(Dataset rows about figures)
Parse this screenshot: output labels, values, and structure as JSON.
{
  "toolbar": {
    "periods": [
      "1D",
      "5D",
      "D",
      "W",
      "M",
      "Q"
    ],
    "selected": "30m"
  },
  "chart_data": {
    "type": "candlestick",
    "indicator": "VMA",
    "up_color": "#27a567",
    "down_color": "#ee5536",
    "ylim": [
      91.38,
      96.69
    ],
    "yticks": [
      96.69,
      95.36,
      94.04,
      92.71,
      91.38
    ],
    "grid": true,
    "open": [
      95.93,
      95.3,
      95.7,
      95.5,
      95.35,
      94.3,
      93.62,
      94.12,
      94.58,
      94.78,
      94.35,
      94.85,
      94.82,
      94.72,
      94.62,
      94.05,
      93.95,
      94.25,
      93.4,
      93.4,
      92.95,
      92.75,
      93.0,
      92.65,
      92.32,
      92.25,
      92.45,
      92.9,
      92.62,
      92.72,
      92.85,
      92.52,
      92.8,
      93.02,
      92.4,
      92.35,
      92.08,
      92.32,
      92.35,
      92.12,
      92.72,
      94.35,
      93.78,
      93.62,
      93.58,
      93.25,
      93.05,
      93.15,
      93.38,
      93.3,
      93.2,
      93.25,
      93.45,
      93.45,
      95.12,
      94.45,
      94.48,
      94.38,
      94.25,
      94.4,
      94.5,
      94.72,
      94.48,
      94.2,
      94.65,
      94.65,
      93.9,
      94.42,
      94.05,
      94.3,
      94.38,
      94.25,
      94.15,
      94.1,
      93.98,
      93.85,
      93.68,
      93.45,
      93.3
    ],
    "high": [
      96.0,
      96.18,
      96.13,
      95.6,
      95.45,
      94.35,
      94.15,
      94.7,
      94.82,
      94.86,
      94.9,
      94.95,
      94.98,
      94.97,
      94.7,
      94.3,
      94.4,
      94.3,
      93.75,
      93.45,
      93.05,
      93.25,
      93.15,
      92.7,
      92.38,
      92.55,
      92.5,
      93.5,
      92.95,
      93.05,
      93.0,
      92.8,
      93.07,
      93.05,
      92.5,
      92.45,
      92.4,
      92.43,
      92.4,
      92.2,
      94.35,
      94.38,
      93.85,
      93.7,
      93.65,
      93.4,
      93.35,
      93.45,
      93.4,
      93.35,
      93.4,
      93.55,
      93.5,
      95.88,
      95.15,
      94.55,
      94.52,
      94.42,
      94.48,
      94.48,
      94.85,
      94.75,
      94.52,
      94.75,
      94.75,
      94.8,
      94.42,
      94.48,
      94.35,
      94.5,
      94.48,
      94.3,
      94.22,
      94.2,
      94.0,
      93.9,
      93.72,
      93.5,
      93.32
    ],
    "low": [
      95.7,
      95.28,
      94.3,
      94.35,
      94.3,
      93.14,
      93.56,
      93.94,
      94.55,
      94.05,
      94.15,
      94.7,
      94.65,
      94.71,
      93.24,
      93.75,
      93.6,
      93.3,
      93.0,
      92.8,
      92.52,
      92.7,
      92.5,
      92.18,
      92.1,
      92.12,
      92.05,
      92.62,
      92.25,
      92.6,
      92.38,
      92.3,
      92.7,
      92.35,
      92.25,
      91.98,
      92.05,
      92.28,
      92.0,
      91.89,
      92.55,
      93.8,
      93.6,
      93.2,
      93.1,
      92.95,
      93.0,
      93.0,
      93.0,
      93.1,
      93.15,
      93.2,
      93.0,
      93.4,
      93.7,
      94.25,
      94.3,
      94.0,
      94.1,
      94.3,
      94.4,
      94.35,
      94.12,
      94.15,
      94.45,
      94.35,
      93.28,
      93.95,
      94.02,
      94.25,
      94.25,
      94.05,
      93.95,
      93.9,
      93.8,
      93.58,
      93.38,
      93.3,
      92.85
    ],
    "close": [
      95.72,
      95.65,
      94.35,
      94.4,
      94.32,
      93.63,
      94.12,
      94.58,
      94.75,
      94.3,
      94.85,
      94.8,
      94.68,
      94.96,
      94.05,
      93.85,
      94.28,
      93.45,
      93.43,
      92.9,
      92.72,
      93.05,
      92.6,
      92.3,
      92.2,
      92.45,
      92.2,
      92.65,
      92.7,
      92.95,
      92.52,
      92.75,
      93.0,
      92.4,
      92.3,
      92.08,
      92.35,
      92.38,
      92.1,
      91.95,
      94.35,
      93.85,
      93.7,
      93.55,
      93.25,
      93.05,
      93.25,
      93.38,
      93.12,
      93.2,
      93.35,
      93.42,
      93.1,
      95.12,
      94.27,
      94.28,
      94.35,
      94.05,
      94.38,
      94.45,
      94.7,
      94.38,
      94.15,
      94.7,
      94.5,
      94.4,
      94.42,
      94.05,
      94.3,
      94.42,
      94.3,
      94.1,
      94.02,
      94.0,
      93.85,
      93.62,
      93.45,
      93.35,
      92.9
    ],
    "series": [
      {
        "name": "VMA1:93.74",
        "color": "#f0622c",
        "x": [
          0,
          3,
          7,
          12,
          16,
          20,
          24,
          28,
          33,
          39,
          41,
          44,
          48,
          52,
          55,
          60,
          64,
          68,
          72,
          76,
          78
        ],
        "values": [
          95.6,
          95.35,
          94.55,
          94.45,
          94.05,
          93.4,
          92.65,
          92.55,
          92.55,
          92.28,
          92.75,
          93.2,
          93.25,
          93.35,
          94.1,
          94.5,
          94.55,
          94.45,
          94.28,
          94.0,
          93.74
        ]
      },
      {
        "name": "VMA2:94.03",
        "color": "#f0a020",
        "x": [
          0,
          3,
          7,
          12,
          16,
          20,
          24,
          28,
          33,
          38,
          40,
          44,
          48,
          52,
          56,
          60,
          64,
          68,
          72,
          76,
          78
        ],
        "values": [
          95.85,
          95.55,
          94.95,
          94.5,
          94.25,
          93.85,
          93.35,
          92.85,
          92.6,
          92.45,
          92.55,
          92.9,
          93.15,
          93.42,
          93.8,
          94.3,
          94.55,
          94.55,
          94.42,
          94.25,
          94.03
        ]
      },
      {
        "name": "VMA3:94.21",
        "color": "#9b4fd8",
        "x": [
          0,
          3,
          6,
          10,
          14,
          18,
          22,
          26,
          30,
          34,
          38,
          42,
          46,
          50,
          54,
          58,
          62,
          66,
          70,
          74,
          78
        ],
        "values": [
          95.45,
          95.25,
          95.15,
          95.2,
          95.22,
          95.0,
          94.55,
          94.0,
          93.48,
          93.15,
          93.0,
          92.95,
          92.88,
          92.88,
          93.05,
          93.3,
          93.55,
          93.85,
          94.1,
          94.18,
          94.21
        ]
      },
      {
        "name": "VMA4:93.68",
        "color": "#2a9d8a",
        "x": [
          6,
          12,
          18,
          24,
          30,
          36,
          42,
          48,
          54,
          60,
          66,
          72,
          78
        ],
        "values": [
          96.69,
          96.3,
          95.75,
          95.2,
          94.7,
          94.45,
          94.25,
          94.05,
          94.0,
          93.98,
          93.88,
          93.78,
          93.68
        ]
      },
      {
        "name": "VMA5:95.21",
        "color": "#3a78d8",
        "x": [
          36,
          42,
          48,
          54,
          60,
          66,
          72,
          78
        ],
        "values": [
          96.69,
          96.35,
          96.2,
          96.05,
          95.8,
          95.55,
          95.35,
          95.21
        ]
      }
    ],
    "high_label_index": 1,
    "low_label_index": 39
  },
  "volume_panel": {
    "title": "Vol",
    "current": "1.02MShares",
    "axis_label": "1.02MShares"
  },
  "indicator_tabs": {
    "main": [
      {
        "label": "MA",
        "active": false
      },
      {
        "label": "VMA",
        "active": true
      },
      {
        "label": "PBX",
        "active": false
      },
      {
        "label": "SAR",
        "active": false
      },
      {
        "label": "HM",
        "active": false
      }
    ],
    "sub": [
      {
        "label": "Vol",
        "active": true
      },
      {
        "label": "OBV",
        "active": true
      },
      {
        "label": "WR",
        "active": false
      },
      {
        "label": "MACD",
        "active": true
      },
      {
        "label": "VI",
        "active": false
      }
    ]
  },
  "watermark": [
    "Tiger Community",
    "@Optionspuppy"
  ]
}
==
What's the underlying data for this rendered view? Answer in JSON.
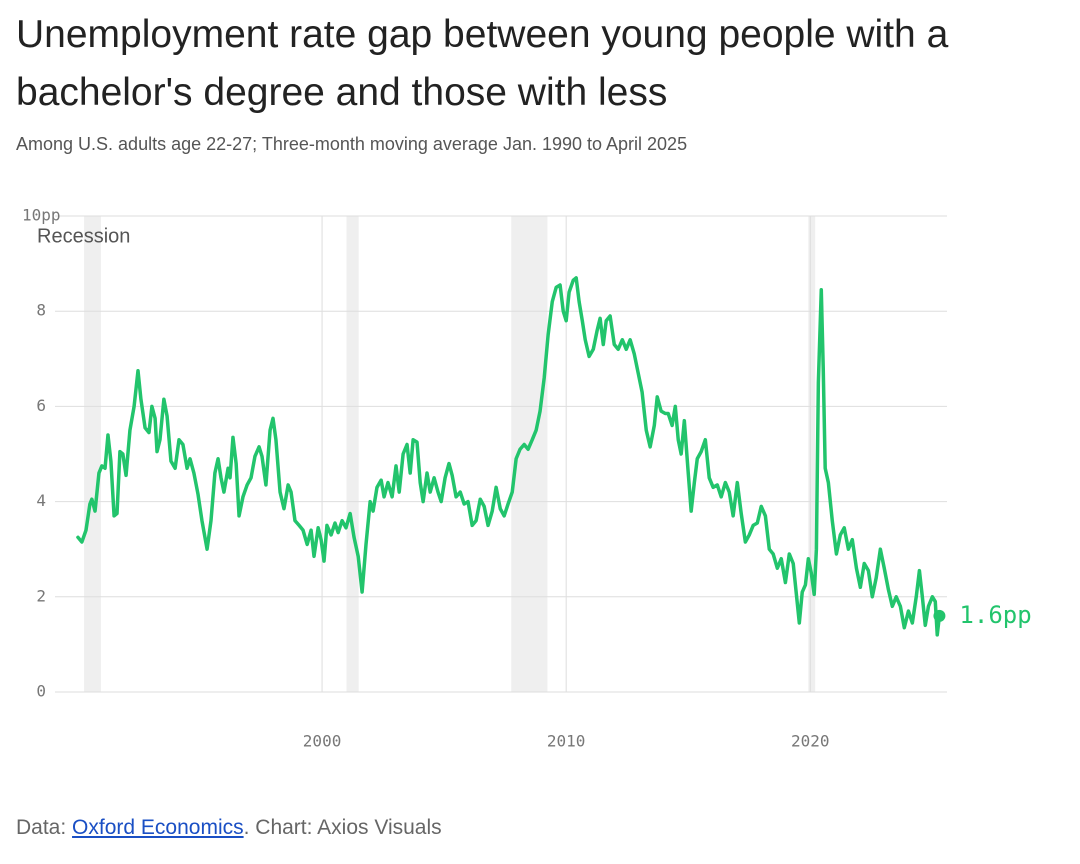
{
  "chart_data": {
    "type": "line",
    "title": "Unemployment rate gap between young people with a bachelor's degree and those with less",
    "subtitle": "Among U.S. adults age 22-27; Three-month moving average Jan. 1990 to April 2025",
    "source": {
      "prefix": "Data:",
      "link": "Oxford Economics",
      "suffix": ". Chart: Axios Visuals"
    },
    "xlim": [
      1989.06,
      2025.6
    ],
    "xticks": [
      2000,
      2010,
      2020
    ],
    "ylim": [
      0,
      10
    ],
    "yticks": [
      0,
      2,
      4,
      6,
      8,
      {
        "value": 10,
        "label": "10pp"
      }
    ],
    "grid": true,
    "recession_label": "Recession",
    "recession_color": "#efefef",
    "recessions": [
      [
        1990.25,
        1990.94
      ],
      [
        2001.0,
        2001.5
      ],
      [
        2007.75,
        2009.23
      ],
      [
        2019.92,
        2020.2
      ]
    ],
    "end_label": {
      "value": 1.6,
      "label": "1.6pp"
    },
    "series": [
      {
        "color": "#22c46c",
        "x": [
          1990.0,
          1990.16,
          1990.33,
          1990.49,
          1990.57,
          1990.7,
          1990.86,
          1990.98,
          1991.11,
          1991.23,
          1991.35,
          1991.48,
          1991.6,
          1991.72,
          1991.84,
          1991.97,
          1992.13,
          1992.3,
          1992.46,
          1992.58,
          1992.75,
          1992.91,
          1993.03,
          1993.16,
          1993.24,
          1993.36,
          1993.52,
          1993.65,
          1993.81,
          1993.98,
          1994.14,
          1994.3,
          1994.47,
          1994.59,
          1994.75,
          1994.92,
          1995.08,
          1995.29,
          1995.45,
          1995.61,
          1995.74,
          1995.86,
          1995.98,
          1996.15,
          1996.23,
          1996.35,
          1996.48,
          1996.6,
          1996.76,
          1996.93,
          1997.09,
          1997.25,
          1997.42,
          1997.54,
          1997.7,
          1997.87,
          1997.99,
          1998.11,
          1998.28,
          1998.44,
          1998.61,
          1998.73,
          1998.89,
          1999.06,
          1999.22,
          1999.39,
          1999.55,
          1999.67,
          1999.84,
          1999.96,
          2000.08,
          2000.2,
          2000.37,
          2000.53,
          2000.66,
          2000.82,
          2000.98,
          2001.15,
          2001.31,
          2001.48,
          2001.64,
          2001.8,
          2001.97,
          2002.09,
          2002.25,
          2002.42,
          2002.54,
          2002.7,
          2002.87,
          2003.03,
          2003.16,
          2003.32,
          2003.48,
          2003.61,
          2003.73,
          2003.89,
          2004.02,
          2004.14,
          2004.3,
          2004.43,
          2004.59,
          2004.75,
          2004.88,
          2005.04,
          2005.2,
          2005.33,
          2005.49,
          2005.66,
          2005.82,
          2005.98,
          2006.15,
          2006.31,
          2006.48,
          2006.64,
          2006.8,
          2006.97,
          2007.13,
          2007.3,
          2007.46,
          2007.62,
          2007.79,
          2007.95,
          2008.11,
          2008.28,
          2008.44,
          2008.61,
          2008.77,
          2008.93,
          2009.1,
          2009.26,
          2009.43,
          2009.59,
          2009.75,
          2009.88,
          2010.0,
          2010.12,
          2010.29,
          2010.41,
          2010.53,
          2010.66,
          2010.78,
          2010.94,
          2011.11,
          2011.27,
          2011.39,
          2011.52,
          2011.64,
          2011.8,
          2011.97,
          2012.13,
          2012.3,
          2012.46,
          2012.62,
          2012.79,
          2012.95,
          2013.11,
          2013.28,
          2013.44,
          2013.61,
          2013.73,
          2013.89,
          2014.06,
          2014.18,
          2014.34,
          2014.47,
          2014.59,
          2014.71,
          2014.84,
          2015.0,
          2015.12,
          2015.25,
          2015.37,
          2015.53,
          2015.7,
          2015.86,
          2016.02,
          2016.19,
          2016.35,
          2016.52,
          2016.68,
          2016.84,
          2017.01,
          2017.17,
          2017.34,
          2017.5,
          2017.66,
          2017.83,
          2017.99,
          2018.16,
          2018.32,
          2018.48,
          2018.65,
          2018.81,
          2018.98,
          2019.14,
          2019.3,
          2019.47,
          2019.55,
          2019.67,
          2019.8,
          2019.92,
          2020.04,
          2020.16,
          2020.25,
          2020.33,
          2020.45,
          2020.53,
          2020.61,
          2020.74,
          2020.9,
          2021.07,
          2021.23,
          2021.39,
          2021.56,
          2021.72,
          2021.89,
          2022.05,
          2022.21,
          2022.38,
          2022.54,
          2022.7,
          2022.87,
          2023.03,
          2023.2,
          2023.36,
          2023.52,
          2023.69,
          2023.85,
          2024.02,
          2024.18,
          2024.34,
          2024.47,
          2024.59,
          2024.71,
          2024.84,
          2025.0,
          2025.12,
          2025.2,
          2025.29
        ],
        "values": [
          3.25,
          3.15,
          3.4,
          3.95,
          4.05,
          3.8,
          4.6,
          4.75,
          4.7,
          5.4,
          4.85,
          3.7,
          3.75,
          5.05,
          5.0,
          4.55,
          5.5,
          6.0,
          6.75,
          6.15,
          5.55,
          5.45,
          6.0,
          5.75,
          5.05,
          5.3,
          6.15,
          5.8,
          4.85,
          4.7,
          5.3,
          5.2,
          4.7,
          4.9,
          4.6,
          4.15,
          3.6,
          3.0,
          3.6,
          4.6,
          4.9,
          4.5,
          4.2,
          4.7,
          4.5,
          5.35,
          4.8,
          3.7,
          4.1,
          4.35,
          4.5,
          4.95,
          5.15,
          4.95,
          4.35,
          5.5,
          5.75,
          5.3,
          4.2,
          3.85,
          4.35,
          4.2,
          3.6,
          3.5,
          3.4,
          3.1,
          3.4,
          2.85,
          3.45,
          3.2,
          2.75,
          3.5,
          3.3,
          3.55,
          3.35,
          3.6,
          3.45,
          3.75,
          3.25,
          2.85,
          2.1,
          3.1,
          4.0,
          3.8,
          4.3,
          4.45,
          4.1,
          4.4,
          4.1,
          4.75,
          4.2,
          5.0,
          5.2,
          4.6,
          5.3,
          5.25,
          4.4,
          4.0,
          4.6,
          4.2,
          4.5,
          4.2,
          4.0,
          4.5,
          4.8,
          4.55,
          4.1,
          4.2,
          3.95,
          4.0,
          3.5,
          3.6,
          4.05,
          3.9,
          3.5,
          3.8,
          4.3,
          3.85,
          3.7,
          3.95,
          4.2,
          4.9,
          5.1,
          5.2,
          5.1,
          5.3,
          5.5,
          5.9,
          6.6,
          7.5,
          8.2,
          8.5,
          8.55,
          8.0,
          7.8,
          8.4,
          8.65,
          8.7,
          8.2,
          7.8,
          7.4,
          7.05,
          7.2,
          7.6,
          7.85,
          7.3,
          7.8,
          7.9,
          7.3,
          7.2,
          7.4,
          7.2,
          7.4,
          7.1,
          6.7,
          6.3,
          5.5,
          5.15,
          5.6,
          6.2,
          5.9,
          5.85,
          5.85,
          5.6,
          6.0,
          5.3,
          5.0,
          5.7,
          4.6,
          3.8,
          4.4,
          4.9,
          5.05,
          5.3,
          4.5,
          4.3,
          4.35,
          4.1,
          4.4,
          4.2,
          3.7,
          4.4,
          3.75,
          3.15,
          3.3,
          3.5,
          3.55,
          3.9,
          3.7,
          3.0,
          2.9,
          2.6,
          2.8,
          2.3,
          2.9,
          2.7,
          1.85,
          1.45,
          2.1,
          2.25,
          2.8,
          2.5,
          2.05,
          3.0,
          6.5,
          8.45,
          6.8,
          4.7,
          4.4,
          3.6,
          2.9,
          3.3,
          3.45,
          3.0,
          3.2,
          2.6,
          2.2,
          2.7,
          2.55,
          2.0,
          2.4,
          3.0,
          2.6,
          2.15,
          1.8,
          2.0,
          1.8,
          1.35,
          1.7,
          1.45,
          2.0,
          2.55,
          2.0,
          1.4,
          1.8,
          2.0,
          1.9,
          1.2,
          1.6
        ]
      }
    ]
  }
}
==
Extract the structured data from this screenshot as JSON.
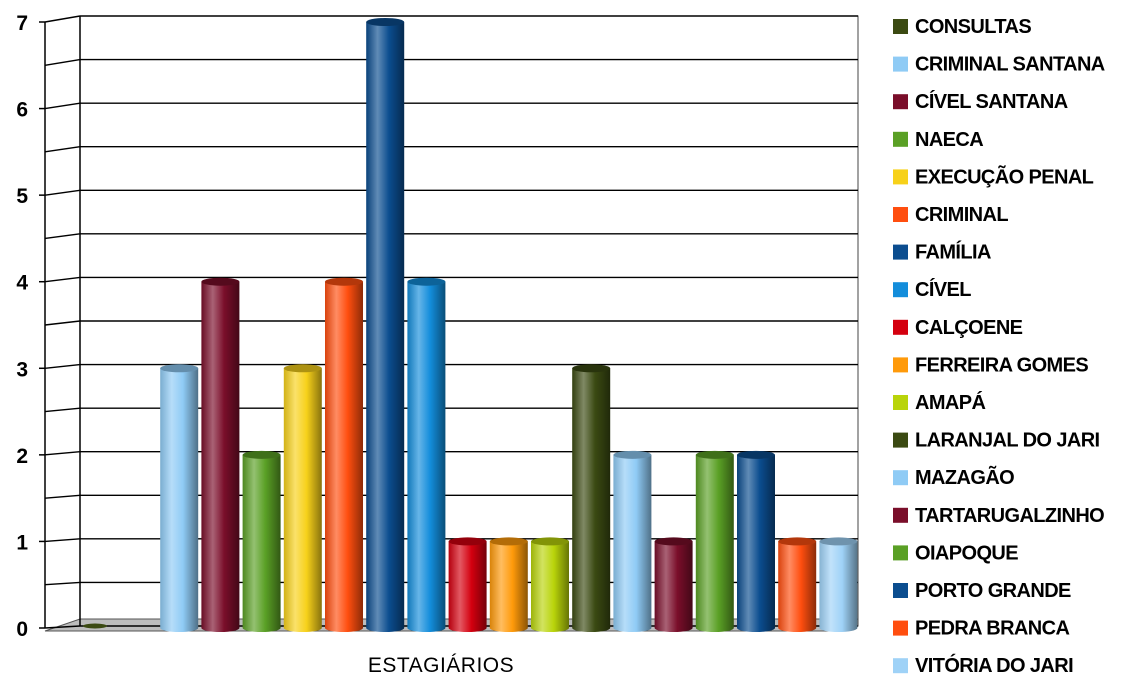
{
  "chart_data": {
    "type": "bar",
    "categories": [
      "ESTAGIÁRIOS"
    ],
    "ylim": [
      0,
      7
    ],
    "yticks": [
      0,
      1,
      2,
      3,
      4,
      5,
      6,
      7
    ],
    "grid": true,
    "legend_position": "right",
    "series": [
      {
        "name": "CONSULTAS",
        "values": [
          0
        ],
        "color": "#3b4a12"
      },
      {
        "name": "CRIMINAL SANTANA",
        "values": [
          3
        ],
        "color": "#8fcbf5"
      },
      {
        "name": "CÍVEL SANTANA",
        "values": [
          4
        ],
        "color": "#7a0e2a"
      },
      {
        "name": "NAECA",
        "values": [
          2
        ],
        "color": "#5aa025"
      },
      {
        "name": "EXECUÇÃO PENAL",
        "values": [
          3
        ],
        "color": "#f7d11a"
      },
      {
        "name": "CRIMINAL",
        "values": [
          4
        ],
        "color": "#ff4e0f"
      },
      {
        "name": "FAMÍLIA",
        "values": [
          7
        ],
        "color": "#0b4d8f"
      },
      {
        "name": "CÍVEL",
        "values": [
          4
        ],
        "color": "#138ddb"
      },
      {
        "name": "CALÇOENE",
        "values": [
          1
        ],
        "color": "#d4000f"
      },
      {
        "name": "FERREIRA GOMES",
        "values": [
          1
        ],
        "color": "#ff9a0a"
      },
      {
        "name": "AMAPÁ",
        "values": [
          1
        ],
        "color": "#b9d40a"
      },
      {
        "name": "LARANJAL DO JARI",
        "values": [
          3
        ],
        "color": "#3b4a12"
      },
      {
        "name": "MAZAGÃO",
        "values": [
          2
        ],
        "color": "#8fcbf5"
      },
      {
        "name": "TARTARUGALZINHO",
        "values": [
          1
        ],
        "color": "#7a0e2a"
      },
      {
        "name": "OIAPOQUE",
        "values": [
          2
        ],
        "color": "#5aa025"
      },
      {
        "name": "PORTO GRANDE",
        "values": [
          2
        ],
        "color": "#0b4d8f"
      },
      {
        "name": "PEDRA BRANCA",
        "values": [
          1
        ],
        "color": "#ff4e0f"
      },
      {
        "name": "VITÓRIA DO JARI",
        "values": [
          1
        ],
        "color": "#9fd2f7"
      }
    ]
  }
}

WHAT YOU HAVE TO DO = Tally every line of the listing that holds the string "CRIMINAL", then give the number by itself.

ANSWER FOR THIS EXERCISE = 2